Mark Ortiz Automotive is a chassis consulting service primarily serving oval track and road racers. This newsletter is a free service intended to benefit racers and enthusiasts by offering useful insights into chassis engineering and answers to questions.  Readers may mail questions to: 155 Wankel Dr., Kannapolis, NC 28083-8200; submit questions by phone at 704-933-8876; or submit questions by    e-mail to: markortizauto@windstream.net.  Readers are invited to subscribe to this newsletter by e-mail.  Just e-mail me and request to be added to the list.

 

 

WEIGHT TRANSFER FUNDAMENTALS

 

I have been confused with some basic weight transfer fundamentals.

 

1. Assuming 100% smooth surface (no curbs/no bumps) with a rigid enough chassis do I need to have suspension springs in my car?

 

2. Stiffer springs help to reduce weight transfer.  With that logic weight transfer would be minimum with infinite spring rate.  Isn't that good if you are assuming 100% smooth surface?

 

3. Now if I consider bumps, is there any theoretical approach to find correct spring rate/natural frequency?

 

On a smooth surface, it is definitely possible to run with no suspension other than tire and frame compliance.  Every go kart in the world does exactly that.  I even recall somebody long ago trying a full-size sports racing car like that.

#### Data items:
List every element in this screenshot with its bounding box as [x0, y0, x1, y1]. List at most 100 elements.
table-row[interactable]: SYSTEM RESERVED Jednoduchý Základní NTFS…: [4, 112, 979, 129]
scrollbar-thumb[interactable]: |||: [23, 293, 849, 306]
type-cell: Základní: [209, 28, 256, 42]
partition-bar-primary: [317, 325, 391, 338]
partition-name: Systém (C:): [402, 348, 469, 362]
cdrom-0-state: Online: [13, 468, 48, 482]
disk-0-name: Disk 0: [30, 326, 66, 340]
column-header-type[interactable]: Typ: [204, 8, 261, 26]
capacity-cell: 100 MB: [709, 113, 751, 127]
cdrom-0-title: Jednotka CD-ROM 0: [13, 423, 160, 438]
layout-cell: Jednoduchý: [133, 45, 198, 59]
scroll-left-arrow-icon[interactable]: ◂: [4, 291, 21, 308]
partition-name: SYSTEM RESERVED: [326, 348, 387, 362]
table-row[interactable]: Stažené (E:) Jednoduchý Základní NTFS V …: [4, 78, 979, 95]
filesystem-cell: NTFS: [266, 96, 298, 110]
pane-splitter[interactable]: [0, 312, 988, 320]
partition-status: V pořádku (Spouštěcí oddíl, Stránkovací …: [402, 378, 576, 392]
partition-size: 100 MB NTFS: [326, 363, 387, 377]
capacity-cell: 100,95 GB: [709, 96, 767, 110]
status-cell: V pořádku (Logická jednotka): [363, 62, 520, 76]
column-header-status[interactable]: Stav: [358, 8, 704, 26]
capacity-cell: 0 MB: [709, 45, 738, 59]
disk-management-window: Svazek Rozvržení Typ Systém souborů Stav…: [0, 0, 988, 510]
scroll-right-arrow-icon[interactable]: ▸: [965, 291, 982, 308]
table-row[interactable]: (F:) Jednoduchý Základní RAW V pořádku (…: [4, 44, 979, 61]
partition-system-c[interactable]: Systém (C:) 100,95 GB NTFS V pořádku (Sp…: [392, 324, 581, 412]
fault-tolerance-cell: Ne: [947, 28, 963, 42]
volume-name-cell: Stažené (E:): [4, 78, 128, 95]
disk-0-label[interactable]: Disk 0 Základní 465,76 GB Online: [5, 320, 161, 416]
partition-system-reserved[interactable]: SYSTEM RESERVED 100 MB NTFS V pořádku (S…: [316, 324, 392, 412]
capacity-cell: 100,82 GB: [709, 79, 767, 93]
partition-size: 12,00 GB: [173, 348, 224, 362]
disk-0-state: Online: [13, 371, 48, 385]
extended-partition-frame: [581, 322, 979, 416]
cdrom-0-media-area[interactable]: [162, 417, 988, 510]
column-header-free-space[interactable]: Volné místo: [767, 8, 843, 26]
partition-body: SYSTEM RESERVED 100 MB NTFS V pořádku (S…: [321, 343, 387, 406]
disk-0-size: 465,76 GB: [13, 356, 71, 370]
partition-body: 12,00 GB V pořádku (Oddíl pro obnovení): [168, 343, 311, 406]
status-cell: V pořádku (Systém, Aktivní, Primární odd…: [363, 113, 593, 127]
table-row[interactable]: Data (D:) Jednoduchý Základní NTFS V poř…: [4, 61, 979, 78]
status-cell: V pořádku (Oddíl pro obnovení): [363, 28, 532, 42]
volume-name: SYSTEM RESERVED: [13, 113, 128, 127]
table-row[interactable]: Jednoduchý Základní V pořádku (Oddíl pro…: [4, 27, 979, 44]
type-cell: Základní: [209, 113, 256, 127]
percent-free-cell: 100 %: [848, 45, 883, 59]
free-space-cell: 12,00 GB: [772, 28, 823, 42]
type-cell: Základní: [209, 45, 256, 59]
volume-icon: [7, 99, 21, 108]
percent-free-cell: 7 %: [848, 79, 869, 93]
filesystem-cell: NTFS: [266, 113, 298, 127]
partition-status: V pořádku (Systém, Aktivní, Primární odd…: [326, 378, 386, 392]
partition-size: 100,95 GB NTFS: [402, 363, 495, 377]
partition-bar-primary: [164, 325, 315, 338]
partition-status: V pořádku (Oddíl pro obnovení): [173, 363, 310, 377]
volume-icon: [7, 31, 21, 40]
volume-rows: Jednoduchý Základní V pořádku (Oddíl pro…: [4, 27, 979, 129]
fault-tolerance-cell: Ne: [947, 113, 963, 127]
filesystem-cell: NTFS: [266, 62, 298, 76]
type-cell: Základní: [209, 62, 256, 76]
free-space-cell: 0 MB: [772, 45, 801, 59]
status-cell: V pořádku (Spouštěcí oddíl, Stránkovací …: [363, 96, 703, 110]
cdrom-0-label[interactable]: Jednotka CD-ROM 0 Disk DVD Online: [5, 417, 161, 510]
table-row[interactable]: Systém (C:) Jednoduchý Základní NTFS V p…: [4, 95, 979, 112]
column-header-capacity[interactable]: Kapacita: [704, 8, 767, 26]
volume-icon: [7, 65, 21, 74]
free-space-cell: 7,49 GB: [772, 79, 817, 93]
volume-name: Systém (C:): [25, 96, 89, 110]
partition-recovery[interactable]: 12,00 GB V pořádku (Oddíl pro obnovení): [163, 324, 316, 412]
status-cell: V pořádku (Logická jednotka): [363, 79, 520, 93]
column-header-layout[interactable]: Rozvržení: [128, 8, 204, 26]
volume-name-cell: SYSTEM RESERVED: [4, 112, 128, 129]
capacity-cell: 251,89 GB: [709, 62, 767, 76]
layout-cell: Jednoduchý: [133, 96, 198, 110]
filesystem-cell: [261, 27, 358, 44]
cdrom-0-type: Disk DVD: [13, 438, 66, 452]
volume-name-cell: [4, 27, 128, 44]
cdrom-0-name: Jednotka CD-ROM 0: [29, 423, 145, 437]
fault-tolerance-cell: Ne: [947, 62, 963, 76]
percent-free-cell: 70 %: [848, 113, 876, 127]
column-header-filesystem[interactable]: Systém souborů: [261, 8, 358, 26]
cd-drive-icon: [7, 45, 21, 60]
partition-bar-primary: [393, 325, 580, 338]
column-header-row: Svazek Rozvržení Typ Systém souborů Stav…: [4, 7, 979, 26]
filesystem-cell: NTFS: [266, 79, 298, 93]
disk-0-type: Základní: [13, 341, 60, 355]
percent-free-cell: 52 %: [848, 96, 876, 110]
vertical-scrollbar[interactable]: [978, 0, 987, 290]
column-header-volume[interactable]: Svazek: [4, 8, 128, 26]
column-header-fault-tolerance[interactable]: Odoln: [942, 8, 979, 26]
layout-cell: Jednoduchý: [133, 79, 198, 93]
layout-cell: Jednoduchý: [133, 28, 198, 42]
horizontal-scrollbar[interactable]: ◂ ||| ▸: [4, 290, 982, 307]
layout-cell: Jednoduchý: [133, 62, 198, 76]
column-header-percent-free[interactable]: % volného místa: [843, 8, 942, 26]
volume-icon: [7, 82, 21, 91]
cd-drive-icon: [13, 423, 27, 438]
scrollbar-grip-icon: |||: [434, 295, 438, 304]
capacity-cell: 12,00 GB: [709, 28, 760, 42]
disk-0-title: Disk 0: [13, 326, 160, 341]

#### Tasks to carry out:
(a) Rewrite everything from "1. Assuming 100% smooth" down to "spring rate/natural frequency?" in the weight transfer passage, replacing "surface" with "track".
(b) Answer these questions using the weight transfer passage:
(i) In which city is the mailing address for questions located?
(ii) What phone number can readers use to submit questions?
(iii) What kind of vehicle is cited as running with no suspension other than tire and frame compliance?
This material has no connection to the weight transfer passage.

#### Worked answers:
(a)
1. Assuming 100% smooth track (no curbs/no bumps) with a rigid enough chassis do I need to have suspension springs in my car?

 

2. Stiffer springs help to reduce weight transfer.  With that logic weight transfer would be minimum with infinite spring rate.  Isn't that good if you are assuming 100% smooth track?

 

3. Now if I consider bumps, is there any theoretical approach to find correct spring rate/natural frequency?

(b)
(i) Kannapolis, NC
(ii) 704-933-8876
(iii) Go karts